▸ YOUR INSTRUCTIONS
Reproduce every record below exactly as it appears.

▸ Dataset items
====
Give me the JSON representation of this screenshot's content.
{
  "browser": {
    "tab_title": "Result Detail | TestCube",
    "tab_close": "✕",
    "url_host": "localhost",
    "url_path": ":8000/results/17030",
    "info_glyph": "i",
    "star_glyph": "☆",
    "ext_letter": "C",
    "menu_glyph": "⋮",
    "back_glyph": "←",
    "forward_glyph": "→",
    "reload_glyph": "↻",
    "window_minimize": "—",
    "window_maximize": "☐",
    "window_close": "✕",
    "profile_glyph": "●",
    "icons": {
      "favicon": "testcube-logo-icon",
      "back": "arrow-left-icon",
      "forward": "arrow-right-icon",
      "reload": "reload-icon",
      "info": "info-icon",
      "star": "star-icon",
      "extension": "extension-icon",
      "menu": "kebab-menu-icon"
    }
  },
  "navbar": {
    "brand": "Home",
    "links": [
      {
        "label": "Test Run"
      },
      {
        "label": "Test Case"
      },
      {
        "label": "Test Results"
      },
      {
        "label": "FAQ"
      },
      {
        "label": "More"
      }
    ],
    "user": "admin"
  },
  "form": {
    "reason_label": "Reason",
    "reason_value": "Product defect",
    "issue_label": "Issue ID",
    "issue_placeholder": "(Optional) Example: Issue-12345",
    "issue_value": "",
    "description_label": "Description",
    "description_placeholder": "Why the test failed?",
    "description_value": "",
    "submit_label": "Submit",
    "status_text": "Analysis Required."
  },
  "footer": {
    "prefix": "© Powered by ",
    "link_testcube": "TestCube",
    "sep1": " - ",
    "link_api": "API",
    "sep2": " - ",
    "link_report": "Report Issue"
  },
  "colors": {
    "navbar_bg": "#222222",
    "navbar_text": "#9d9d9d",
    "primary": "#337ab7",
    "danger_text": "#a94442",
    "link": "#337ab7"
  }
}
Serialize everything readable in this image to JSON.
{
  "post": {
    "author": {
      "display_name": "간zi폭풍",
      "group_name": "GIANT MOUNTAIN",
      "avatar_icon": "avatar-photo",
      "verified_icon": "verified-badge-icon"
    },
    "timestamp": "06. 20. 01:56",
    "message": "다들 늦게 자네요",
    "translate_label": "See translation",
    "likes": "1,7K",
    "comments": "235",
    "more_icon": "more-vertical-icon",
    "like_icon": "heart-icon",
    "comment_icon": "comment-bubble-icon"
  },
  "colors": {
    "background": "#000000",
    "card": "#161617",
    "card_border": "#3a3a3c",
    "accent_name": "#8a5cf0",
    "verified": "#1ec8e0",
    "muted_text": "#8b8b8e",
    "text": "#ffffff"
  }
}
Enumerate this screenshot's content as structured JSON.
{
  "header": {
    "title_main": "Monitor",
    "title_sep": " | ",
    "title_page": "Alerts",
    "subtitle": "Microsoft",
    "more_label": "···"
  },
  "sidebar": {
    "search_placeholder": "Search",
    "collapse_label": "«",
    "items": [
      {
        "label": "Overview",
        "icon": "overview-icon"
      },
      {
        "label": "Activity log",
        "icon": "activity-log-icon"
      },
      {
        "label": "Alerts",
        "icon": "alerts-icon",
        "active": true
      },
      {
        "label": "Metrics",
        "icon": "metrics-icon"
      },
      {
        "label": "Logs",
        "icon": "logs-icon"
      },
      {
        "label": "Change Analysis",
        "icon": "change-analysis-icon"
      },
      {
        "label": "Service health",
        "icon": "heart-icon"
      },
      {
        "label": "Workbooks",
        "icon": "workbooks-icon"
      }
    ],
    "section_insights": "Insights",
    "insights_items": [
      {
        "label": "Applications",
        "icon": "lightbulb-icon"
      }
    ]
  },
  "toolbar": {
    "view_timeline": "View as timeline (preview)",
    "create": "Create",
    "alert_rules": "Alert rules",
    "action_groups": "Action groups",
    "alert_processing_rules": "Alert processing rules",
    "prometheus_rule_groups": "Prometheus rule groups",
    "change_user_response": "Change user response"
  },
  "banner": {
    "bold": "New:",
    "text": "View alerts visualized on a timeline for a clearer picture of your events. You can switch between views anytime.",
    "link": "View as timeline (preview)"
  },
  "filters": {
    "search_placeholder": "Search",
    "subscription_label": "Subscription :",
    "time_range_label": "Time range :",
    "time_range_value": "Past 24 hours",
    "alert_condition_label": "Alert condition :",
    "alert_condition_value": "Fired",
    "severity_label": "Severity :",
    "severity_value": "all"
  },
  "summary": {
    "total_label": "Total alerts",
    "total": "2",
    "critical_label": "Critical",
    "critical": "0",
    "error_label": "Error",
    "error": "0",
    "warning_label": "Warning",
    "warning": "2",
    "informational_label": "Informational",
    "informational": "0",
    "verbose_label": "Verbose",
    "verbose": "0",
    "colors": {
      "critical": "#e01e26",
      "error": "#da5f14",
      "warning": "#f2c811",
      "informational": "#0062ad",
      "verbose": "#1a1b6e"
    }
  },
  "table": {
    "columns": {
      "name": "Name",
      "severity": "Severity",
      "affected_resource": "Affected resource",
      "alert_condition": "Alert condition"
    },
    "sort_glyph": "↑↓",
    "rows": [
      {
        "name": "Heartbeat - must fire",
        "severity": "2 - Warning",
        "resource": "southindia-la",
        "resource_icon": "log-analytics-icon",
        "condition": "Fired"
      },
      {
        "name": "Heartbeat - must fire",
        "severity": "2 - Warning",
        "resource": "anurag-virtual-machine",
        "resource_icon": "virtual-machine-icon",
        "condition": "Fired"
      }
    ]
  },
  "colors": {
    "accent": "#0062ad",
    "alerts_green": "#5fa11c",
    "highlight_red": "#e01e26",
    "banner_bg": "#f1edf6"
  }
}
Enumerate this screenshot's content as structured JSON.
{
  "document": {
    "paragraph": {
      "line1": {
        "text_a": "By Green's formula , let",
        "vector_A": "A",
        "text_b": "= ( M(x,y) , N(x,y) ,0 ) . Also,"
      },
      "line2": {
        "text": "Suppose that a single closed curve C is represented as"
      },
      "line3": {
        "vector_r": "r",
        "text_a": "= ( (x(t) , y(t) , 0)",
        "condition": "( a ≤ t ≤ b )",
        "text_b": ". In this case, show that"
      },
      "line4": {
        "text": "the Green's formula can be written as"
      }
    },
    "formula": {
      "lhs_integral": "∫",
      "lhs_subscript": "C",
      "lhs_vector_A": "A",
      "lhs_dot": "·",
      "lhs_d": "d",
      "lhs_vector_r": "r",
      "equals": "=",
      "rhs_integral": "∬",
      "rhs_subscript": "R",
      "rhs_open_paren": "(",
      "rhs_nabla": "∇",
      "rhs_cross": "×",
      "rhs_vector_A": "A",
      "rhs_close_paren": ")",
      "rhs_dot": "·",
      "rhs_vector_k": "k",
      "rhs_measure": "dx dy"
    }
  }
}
====
▸ EXERCISE RESPONSE
Give me the JSON representation of this screenshot's content.
{
  "browser": {
    "tab_title": "Result Detail | TestCube",
    "tab_close": "✕",
    "url_host": "localhost",
    "url_path": ":8000/results/17030",
    "info_glyph": "i",
    "star_glyph": "☆",
    "ext_letter": "C",
    "menu_glyph": "⋮",
    "back_glyph": "←",
    "forward_glyph": "→",
    "reload_glyph": "↻",
    "window_minimize": "—",
    "window_maximize": "☐",
    "window_close": "✕",
    "profile_glyph": "●",
    "icons": {
      "favicon": "testcube-logo-icon",
      "back": "arrow-left-icon",
      "forward": "arrow-right-icon",
      "reload": "reload-icon",
      "info": "info-icon",
      "star": "star-icon",
      "extension": "extension-icon",
      "menu": "kebab-menu-icon"
    }
  },
  "navbar": {
    "brand": "Home",
    "links": [
      {
        "label": "Test Run"
      },
      {
        "label": "Test Case"
      },
      {
        "label": "Test Results"
      },
      {
        "label": "FAQ"
      },
      {
        "label": "More"
      }
    ],
    "user": "admin"
  },
  "form": {
    "reason_label": "Reason",
    "reason_value": "Product defect",
    "issue_label": "Issue ID",
    "issue_placeholder": "(Optional) Example: Issue-12345",
    "issue_value": "",
    "description_label": "Description",
    "description_placeholder": "Why the test failed?",
    "description_value": "",
    "submit_label": "Submit",
    "status_text": "Analysis Required."
  },
  "footer": {
    "prefix": "© Powered by ",
    "link_testcube": "TestCube",
    "sep1": " - ",
    "link_api": "API",
    "sep2": " - ",
    "link_report": "Report Issue"
  },
  "colors": {
    "navbar_bg": "#222222",
    "navbar_text": "#9d9d9d",
    "primary": "#337ab7",
    "danger_text": "#a94442",
    "link": "#337ab7"
  }
}
Serialize everything readable in this image to JSON.
{
  "post": {
    "author": {
      "display_name": "간zi폭풍",
      "group_name": "GIANT MOUNTAIN",
      "avatar_icon": "avatar-photo",
      "verified_icon": "verified-badge-icon"
    },
    "timestamp": "06. 20. 01:56",
    "message": "다들 늦게 자네요",
    "translate_label": "See translation",
    "likes": "1,7K",
    "comments": "235",
    "more_icon": "more-vertical-icon",
    "like_icon": "heart-icon",
    "comment_icon": "comment-bubble-icon"
  },
  "colors": {
    "background": "#000000",
    "card": "#161617",
    "card_border": "#3a3a3c",
    "accent_name": "#8a5cf0",
    "verified": "#1ec8e0",
    "muted_text": "#8b8b8e",
    "text": "#ffffff"
  }
}
Enumerate this screenshot's content as structured JSON.
{
  "header": {
    "title_main": "Monitor",
    "title_sep": " | ",
    "title_page": "Alerts",
    "subtitle": "Microsoft",
    "more_label": "···"
  },
  "sidebar": {
    "search_placeholder": "Search",
    "collapse_label": "«",
    "items": [
      {
        "label": "Overview",
        "icon": "overview-icon"
      },
      {
        "label": "Activity log",
        "icon": "activity-log-icon"
      },
      {
        "label": "Alerts",
        "icon": "alerts-icon",
        "active": true
      },
      {
        "label": "Metrics",
        "icon": "metrics-icon"
      },
      {
        "label": "Logs",
        "icon": "logs-icon"
      },
      {
        "label": "Change Analysis",
        "icon": "change-analysis-icon"
      },
      {
        "label": "Service health",
        "icon": "heart-icon"
      },
      {
        "label": "Workbooks",
        "icon": "workbooks-icon"
      }
    ],
    "section_insights": "Insights",
    "insights_items": [
      {
        "label": "Applications",
        "icon": "lightbulb-icon"
      }
    ]
  },
  "toolbar": {
    "view_timeline": "View as timeline (preview)",
    "create": "Create",
    "alert_rules": "Alert rules",
    "action_groups": "Action groups",
    "alert_processing_rules": "Alert processing rules",
    "prometheus_rule_groups": "Prometheus rule groups",
    "change_user_response": "Change user response"
  },
  "banner": {
    "bold": "New:",
    "text": "View alerts visualized on a timeline for a clearer picture of your events. You can switch between views anytime.",
    "link": "View as timeline (preview)"
  },
  "filters": {
    "search_placeholder": "Search",
    "subscription_label": "Subscription :",
    "time_range_label": "Time range :",
    "time_range_value": "Past 24 hours",
    "alert_condition_label": "Alert condition :",
    "alert_condition_value": "Fired",
    "severity_label": "Severity :",
    "severity_value": "all"
  },
  "summary": {
    "total_label": "Total alerts",
    "total": "2",
    "critical_label": "Critical",
    "critical": "0",
    "error_label": "Error",
    "error": "0",
    "warning_label": "Warning",
    "warning": "2",
    "informational_label": "Informational",
    "informational": "0",
    "verbose_label": "Verbose",
    "verbose": "0",
    "colors": {
      "critical": "#e01e26",
      "error": "#da5f14",
      "warning": "#f2c811",
      "informational": "#0062ad",
      "verbose": "#1a1b6e"
    }
  },
  "table": {
    "columns": {
      "name": "Name",
      "severity": "Severity",
      "affected_resource": "Affected resource",
      "alert_condition": "Alert condition"
    },
    "sort_glyph": "↑↓",
    "rows": [
      {
        "name": "Heartbeat - must fire",
        "severity": "2 - Warning",
        "resource": "southindia-la",
        "resource_icon": "log-analytics-icon",
        "condition": "Fired"
      },
      {
        "name": "Heartbeat - must fire",
        "severity": "2 - Warning",
        "resource": "anurag-virtual-machine",
        "resource_icon": "virtual-machine-icon",
        "condition": "Fired"
      }
    ]
  },
  "colors": {
    "accent": "#0062ad",
    "alerts_green": "#5fa11c",
    "highlight_red": "#e01e26",
    "banner_bg": "#f1edf6"
  }
}
Enumerate this screenshot's content as structured JSON.
{
  "document": {
    "paragraph": {
      "line1": {
        "text_a": "By Green's formula , let",
        "vector_A": "A",
        "text_b": "= ( M(x,y) , N(x,y) ,0 ) . Also,"
      },
      "line2": {
        "text": "Suppose that a single closed curve C is represented as"
      },
      "line3": {
        "vector_r": "r",
        "text_a": "= ( (x(t) , y(t) , 0)",
        "condition": "( a ≤ t ≤ b )",
        "text_b": ". In this case, show that"
      },
      "line4": {
        "text": "the Green's formula can be written as"
      }
    },
    "formula": {
      "lhs_integral": "∫",
      "lhs_subscript": "C",
      "lhs_vector_A": "A",
      "lhs_dot": "·",
      "lhs_d": "d",
      "lhs_vector_r": "r",
      "equals": "=",
      "rhs_integral": "∬",
      "rhs_subscript": "R",
      "rhs_open_paren": "(",
      "rhs_nabla": "∇",
      "rhs_cross": "×",
      "rhs_vector_A": "A",
      "rhs_close_paren": ")",
      "rhs_dot": "·",
      "rhs_vector_k": "k",
      "rhs_measure": "dx dy"
    }
  }
}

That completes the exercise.